RECORDS TO PROCESS
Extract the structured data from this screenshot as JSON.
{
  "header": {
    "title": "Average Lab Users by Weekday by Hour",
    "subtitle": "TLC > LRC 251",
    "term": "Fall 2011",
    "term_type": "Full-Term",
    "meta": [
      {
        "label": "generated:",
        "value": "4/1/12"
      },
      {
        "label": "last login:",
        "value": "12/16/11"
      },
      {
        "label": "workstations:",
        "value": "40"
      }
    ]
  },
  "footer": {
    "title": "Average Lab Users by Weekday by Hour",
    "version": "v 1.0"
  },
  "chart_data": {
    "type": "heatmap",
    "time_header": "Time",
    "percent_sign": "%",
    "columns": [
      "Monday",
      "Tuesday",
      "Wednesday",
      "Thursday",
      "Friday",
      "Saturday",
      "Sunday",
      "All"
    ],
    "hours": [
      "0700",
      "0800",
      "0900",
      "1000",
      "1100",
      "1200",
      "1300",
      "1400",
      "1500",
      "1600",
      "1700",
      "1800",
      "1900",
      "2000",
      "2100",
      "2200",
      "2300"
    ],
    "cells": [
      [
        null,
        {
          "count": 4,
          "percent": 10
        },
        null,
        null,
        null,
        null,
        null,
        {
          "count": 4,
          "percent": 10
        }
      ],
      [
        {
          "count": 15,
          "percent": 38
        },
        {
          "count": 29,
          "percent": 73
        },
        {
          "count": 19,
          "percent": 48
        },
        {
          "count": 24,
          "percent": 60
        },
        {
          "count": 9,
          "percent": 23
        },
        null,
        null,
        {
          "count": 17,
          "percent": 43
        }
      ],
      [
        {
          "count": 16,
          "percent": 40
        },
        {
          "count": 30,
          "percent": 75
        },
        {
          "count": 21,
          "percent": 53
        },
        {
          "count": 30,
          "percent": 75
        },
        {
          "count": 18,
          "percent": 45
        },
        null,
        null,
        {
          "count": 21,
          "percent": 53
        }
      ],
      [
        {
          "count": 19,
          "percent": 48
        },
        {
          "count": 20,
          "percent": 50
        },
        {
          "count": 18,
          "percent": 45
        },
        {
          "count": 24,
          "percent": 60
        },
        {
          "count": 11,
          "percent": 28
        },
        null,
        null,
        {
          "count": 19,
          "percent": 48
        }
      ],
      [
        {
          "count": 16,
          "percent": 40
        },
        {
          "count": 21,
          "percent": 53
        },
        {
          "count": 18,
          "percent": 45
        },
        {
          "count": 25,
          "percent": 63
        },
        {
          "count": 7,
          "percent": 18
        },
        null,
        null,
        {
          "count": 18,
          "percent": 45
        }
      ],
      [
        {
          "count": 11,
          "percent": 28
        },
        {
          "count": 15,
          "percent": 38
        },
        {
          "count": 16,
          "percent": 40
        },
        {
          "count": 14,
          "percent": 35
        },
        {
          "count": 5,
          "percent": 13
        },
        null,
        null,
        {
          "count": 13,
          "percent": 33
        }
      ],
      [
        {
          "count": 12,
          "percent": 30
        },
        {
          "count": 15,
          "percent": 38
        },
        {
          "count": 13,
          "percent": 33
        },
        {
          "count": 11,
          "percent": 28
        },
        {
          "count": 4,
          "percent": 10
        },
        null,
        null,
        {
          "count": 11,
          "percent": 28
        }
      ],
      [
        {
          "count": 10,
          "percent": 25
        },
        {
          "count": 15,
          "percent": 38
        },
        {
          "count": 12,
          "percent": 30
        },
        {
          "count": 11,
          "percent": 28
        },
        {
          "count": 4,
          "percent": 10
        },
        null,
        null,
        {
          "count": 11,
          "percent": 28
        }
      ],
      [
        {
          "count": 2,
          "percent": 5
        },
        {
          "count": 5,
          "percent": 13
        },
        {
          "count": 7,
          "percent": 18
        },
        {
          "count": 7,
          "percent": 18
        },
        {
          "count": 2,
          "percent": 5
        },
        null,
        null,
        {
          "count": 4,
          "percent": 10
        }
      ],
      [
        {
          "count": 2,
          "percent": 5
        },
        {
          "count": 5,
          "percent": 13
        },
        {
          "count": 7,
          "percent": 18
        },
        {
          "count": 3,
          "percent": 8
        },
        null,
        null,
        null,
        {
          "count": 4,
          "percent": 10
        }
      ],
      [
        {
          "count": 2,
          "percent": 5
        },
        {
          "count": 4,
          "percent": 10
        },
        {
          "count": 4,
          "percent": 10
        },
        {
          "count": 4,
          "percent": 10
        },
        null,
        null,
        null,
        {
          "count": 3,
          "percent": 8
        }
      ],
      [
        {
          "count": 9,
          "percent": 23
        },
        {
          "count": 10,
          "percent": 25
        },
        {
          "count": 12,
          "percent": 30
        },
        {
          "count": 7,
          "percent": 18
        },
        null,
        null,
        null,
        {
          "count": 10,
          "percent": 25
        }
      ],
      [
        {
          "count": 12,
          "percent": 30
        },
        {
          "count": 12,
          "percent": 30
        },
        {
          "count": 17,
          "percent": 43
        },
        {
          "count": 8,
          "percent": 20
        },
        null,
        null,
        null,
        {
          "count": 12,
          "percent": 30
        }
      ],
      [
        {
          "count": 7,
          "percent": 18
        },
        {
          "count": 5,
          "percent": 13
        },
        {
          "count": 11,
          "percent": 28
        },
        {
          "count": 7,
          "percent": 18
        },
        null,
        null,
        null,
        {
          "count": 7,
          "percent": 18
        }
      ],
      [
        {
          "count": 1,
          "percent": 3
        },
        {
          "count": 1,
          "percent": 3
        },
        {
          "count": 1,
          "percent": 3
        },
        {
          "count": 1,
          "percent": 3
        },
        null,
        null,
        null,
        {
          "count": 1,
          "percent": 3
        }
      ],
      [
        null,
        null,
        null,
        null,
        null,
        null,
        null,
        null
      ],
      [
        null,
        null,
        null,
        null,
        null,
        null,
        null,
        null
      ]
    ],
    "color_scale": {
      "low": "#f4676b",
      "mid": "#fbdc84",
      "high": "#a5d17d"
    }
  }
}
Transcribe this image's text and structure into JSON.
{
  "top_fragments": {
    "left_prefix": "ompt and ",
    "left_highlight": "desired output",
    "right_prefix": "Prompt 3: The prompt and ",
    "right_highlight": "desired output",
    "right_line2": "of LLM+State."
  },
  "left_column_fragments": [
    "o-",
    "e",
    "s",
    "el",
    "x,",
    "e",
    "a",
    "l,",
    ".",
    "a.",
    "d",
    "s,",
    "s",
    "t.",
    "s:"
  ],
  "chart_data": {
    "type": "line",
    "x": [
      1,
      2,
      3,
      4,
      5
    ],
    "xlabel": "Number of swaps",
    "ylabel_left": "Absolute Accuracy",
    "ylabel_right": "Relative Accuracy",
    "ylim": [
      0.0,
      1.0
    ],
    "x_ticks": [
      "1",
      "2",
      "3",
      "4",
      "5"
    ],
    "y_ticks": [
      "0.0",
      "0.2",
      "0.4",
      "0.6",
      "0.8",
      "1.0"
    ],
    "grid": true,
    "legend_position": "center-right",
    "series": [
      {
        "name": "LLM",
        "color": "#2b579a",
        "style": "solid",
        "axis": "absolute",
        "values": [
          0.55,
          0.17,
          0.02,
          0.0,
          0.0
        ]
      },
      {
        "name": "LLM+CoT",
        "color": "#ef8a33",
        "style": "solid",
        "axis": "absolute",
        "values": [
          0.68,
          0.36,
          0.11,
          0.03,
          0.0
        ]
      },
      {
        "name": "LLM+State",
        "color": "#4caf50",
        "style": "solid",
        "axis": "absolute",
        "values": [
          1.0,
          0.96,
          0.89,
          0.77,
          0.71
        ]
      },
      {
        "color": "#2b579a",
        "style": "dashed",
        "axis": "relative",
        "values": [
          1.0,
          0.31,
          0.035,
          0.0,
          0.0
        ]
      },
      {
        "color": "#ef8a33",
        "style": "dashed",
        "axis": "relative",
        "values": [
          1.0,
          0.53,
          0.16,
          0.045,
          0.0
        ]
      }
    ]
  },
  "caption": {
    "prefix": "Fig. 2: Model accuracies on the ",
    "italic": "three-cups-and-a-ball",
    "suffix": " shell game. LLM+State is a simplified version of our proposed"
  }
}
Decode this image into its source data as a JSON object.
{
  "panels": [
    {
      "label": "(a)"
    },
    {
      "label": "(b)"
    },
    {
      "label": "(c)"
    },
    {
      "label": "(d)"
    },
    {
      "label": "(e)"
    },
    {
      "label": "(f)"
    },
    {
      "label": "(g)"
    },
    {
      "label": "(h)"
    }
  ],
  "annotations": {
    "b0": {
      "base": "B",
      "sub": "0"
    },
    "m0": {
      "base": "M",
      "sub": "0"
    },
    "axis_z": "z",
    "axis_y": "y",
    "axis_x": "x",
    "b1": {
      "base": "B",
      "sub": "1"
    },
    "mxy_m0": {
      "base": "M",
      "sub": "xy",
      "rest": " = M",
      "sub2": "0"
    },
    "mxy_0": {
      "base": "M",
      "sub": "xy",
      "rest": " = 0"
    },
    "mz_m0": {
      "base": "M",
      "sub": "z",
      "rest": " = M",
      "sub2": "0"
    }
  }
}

EXERCISE OBJECTIVE
Go through the records and gather the lines that hold "into".

SOLUTION
Transcribe this image's text and structure into JSON.
Decode this image into its source data as a JSON object.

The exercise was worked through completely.